# EXERCISE BRIEF:
Omit the images, then print each record below exactly as it reads.

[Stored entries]
[START]
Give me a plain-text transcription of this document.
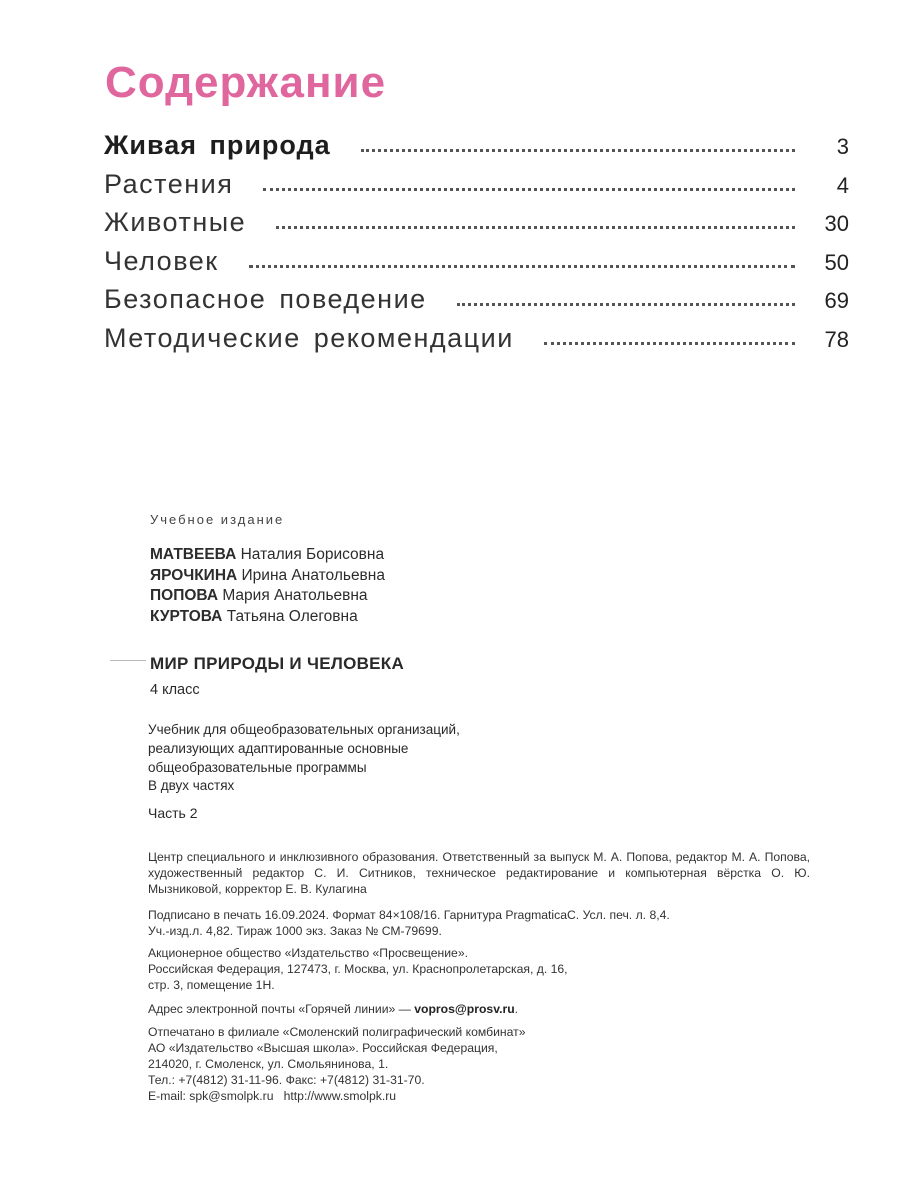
Содержание
Живая природа	3
Растения	4
Животные	30
Человек	50
Безопасное поведение	69
Методические рекомендации	78
Учебное издание
МАТВЕЕВА Наталия Борисовна
ЯРОЧКИНА Ирина Анатольевна
ПОПОВА Мария Анатольевна
КУРТОВА Татьяна Олеговна
МИР ПРИРОДЫ И ЧЕЛОВЕКА
4 класс
Учебник для общеобразовательных организаций,
реализующих адаптированные основные
общеобразовательные программы
В двух частях
Часть 2
Центр специального и инклюзивного образования. Ответственный за выпуск М. А. Попова, редактор М. А. Попова, художественный редактор С. И. Ситников, техническое редактирование и компьютерная вёрстка О. Ю. Мызниковой, корректор Е. В. Кулагина
Подписано в печать 16.09.2024. Формат 84×108/16. Гарнитура PragmaticaC. Усл. печ. л. 8,4.
Уч.-изд.л. 4,82. Тираж 1000 экз. Заказ № СМ-79699.
Акционерное общество «Издательство «Просвещение».
Российская Федерация, 127473, г. Москва, ул. Краснопролетарская, д. 16,
стр. 3, помещение 1Н.
Адрес электронной почты «Горячей линии» — vopros@prosv.ru.
Отпечатано в филиале «Смоленский полиграфический комбинат»
АО «Издательство «Высшая школа». Российская Федерация,
214020, г. Смоленск, ул. Смольянинова, 1.
Тел.: +7(4812) 31-11-96. Факс: +7(4812) 31-31-70.
E-mail: spk@smolpk.ru   http://www.smolpk.ru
[END]
# EXERCISE SOLUTION:
Give me a plain-text transcription of this document.
Содержание
Живая природа	3
Растения	4
Животные	30
Человек	50
Безопасное поведение	69
Методические рекомендации	78
Учебное издание
МАТВЕЕВА Наталия Борисовна
ЯРОЧКИНА Ирина Анатольевна
ПОПОВА Мария Анатольевна
КУРТОВА Татьяна Олеговна
МИР ПРИРОДЫ И ЧЕЛОВЕКА
4 класс
Учебник для общеобразовательных организаций,
реализующих адаптированные основные
общеобразовательные программы
В двух частях
Часть 2
Центр специального и инклюзивного образования. Ответственный за выпуск М. А. Попова, редактор М. А. Попова, художественный редактор С. И. Ситников, техническое редактирование и компьютерная вёрстка О. Ю. Мызниковой, корректор Е. В. Кулагина
Подписано в печать 16.09.2024. Формат 84×108/16. Гарнитура PragmaticaC. Усл. печ. л. 8,4.
Уч.-изд.л. 4,82. Тираж 1000 экз. Заказ № СМ-79699.
Акционерное общество «Издательство «Просвещение».
Российская Федерация, 127473, г. Москва, ул. Краснопролетарская, д. 16,
стр. 3, помещение 1Н.
Адрес электронной почты «Горячей линии» — vopros@prosv.ru.
Отпечатано в филиале «Смоленский полиграфический комбинат»
АО «Издательство «Высшая школа». Российская Федерация,
214020, г. Смоленск, ул. Смольянинова, 1.
Тел.: +7(4812) 31-11-96. Факс: +7(4812) 31-31-70.
E-mail: spk@smolpk.ru   http://www.smolpk.ru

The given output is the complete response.